Provided material >>
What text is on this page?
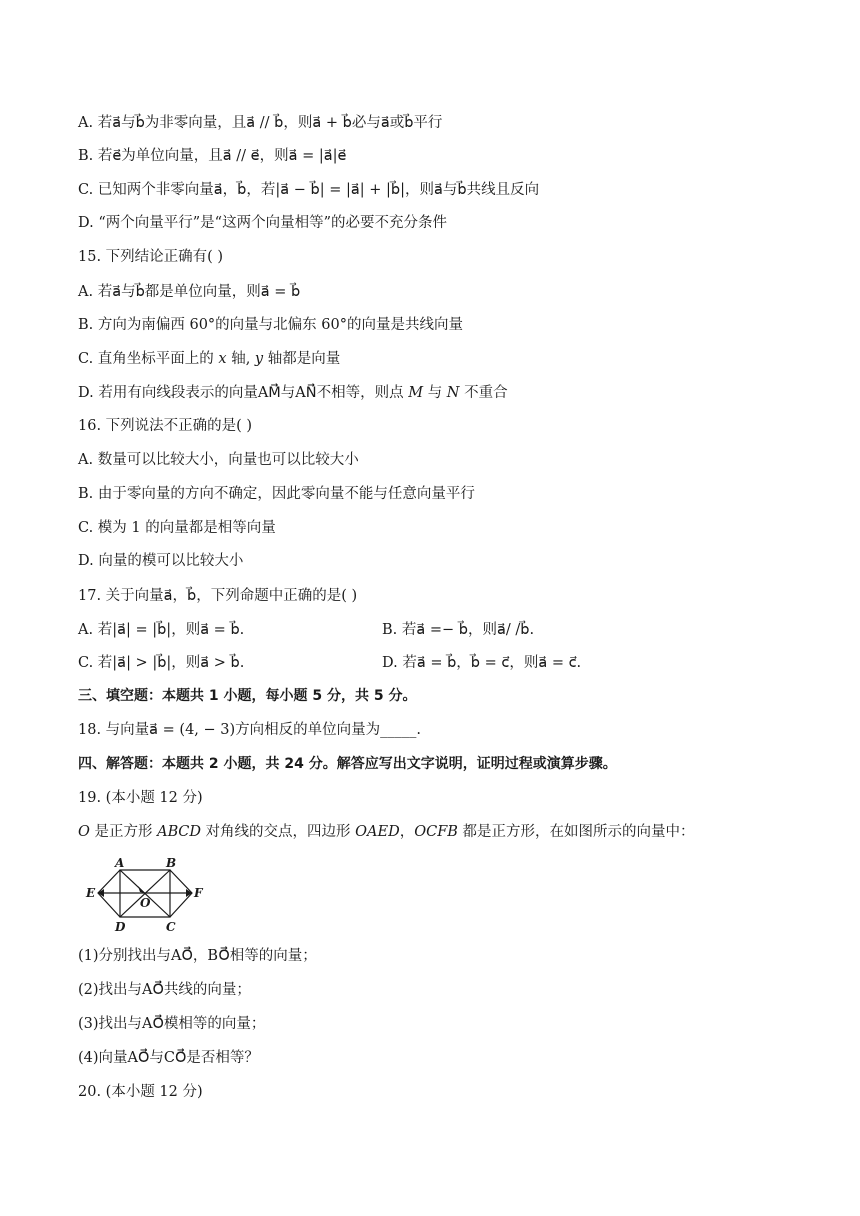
A. 若a⃗与b⃗为非零向量，且a⃗ // b⃗，则a⃗ + b⃗必与a⃗或b⃗平行
B. 若e⃗为单位向量，且a⃗ // e⃗，则a⃗ = |a⃗|e⃗
C. 已知两个非零向量a⃗，b⃗，若|a⃗ − b⃗| = |a⃗| + |b⃗|，则a⃗与b⃗共线且反向
D. “两个向量平行”是“这两个向量相等”的必要不充分条件
15. 下列结论正确有( )
A. 若a⃗与b⃗都是单位向量，则a⃗ = b⃗
B. 方向为南偏西 60°的向量与北偏东 60°的向量是共线向量
C. 直角坐标平面上的 𝑥 轴, 𝑦 轴都是向量
D. 若用有向线段表示的向量AM⃗⃗⃗⃗与AN⃗⃗⃗⃗不相等，则点 𝑀 与 𝑁 不重合
16. 下列说法不正确的是( )
A. 数量可以比较大小，向量也可以比较大小
B. 由于零向量的方向不确定，因此零向量不能与任意向量平行
C. 模为 1 的向量都是相等向量
D. 向量的模可以比较大小
17. 关于向量a⃗，b⃗，下列命题中正确的是( )
A. 若|a⃗| = |b⃗|，则a⃗ = b⃗.	B. 若a⃗ =− b⃗，则a⃗/ /b⃗.
C. 若|a⃗| > |b⃗|，则a⃗ > b⃗.	D. 若a⃗ = b⃗，b⃗ = c⃗，则a⃗ = c⃗.
三、填空题：本题共 1 小题，每小题 5 分，共 5 分。
18. 与向量a⃗ = (4, − 3)方向相反的单位向量为_____.
四、解答题：本题共 2 小题，共 24 分。解答应写出文字说明，证明过程或演算步骤。
19. (本小题 12 分)
𝑂 是正方形 𝐴𝐵𝐶𝐷 对角线的交点，四边形 𝑂𝐴𝐸𝐷，𝑂𝐶𝐹𝐵 都是正方形，在如图所示的向量中：
A	B
C
D
E	F
O
(1)分别找出与AO⃗⃗⃗⃗，BO⃗⃗⃗⃗相等的向量；
(2)找出与AO⃗⃗⃗⃗共线的向量；
(3)找出与AO⃗⃗⃗⃗模相等的向量；
(4)向量AO⃗⃗⃗⃗与CO⃗⃗⃗⃗是否相等？
20. (本小题 12 分)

Aim >>
Copy the listing in full and without alteration, omitting every picture.

Result of the exercise >>
What text is on this page?
A. 若a⃗与b⃗为非零向量，且a⃗ // b⃗，则a⃗ + b⃗必与a⃗或b⃗平行
B. 若e⃗为单位向量，且a⃗ // e⃗，则a⃗ = |a⃗|e⃗
C. 已知两个非零向量a⃗，b⃗，若|a⃗ − b⃗| = |a⃗| + |b⃗|，则a⃗与b⃗共线且反向
D. “两个向量平行”是“这两个向量相等”的必要不充分条件
15. 下列结论正确有( )
A. 若a⃗与b⃗都是单位向量，则a⃗ = b⃗
B. 方向为南偏西 60°的向量与北偏东 60°的向量是共线向量
C. 直角坐标平面上的 𝑥 轴, 𝑦 轴都是向量
D. 若用有向线段表示的向量AM⃗⃗⃗⃗与AN⃗⃗⃗⃗不相等，则点 𝑀 与 𝑁 不重合
16. 下列说法不正确的是( )
A. 数量可以比较大小，向量也可以比较大小
B. 由于零向量的方向不确定，因此零向量不能与任意向量平行
C. 模为 1 的向量都是相等向量
D. 向量的模可以比较大小
17. 关于向量a⃗，b⃗，下列命题中正确的是( )
A. 若|a⃗| = |b⃗|，则a⃗ = b⃗.	B. 若a⃗ =− b⃗，则a⃗/ /b⃗.
C. 若|a⃗| > |b⃗|，则a⃗ > b⃗.	D. 若a⃗ = b⃗，b⃗ = c⃗，则a⃗ = c⃗.
三、填空题：本题共 1 小题，每小题 5 分，共 5 分。
18. 与向量a⃗ = (4, − 3)方向相反的单位向量为_____.
四、解答题：本题共 2 小题，共 24 分。解答应写出文字说明，证明过程或演算步骤。
19. (本小题 12 分)
𝑂 是正方形 𝐴𝐵𝐶𝐷 对角线的交点，四边形 𝑂𝐴𝐸𝐷，𝑂𝐶𝐹𝐵 都是正方形，在如图所示的向量中：
A	B
C
D
E	F
O
(1)分别找出与AO⃗⃗⃗⃗，BO⃗⃗⃗⃗相等的向量；
(2)找出与AO⃗⃗⃗⃗共线的向量；
(3)找出与AO⃗⃗⃗⃗模相等的向量；
(4)向量AO⃗⃗⃗⃗与CO⃗⃗⃗⃗是否相等？
20. (本小题 12 分)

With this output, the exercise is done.